*Reading text:*
------------
The optimized model is kept in a pth file entitled by the DEEPScreen program I used: “AB_best_val-AB-CNNModel1-512-256-0.001-32-0.5-50-VA2-state_dict.pth” or “VA2.pth” for short.

I would like to use the VA2.pth optimized model to infer the 0s or 1s of hundreds of thousands of individual molecular image files already designed and located at the imgs directory (imgs / molecule1.png, molecule2.png, molecule3.png, …).

The only thing I got was to see some of the inside of the VA2.pth (a large collection of numbers) by using the script
model = torch.load(“VA2.pth”)
print(model)

I tried to continue using other lines of code as suggested by the web and documentation ( I am new to PyTorch), but I could not get anything else to work !

Could somebody help me?

Dwight_Foster · March 15, 2021, 9:02pm

If you saved the state dict of the model you will still have to define the model before loading the state dict. That is not the complete model only the weights of each layer. So for example you will need to do this

class model():
   ##HERE YOU DEFINE THE MODEL ARCHITECTURE
model = model()
------------
*Record excerpts:*
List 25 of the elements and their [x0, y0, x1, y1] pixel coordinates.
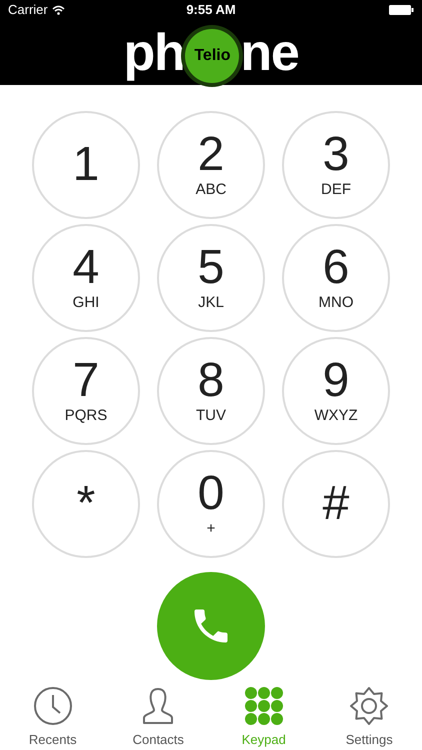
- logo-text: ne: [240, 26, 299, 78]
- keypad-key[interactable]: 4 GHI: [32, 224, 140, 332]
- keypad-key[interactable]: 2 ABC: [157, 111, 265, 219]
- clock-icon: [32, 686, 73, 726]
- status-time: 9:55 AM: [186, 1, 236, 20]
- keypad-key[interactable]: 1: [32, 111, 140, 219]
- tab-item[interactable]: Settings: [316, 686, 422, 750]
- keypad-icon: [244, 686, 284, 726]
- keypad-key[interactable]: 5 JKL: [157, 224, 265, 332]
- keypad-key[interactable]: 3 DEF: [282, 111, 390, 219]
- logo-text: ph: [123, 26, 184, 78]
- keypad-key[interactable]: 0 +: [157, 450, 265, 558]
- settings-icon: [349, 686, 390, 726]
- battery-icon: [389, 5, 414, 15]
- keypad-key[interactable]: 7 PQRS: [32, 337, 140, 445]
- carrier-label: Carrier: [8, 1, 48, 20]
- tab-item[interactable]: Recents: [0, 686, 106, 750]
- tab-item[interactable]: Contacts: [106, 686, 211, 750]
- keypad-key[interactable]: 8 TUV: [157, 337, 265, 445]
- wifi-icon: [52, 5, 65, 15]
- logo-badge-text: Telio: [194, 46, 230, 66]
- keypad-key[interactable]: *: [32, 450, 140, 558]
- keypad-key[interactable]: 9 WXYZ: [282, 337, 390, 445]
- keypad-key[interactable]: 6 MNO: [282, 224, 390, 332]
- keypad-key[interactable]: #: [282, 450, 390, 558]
------------
*Exercise task:*
Extend the forum thread on loading a saved PyTorch state dict, starting after its final line of code.

*Solved problem:*
model.load_state_dict(torch.load("VA2.pth"))

juiocollm · March 16, 2021, 7:58am

Thank you Dwight.
I really appreciated.

I am not sure if I understood correctly.
The only model I used is in the models.py inside the DEEPScreen training program.
This *.py was the following :

import torch
import torch.nn as nn
import torch.nn.functional as F
from operator import itemgetter

class CNNModel1(nn.Module):
def init(self, fully_layer_1, fully_layer_2, drop_rate):
super(CNNModel1, self).init()

    self.conv1 = nn.Conv2d(3, 32, 2)
    self.bn1 = nn.BatchNorm2d(32)
    self.conv2 = nn.Conv2d(32, 64, 2)
    self.bn2 = nn.BatchNorm2d(64)
    self.conv3 = nn.Conv2d(64, 128, 2)
    self.bn3 = nn.BatchNorm2d(128)
    self.conv4 = nn.Conv2d(128, 64, 2)
    self.bn4 = nn.BatchNorm2d(64)
    self.conv5 = nn.Conv2d(64, 32, 2)
    self.bn5 = nn.BatchNorm2d(32)

    self.pool = nn.MaxPool2d(2, 2)
    self.drop_rate = drop_rate
    self.fc1 = nn.Linear(32*5*5, fully_layer_1)
    self.fc2 = nn.Linear(fully_layer_1, fully_layer_2)
    self.fc3 = nn.Linear(fully_layer_2, 2)

def forward(self, x):
    # print(x.shape)
    x = self.pool(F.relu(self.bn1(self.conv1(x))))
    # print(x.shape)
    x = self.pool(F.relu(self.bn2(self.conv2(x))))
    # print(x.shape)
    x = self.pool(F.relu(self.bn3(self.conv3(x))))
    # print(x.shape)
    x = self.pool(F.relu(self.bn4(self.conv4(x))))
    # print(x.shape)
    x = self.pool(F.relu(self.bn5(self.conv5(x))))
    # print(x.shape)

    x = x.view(-1, 32*5*5)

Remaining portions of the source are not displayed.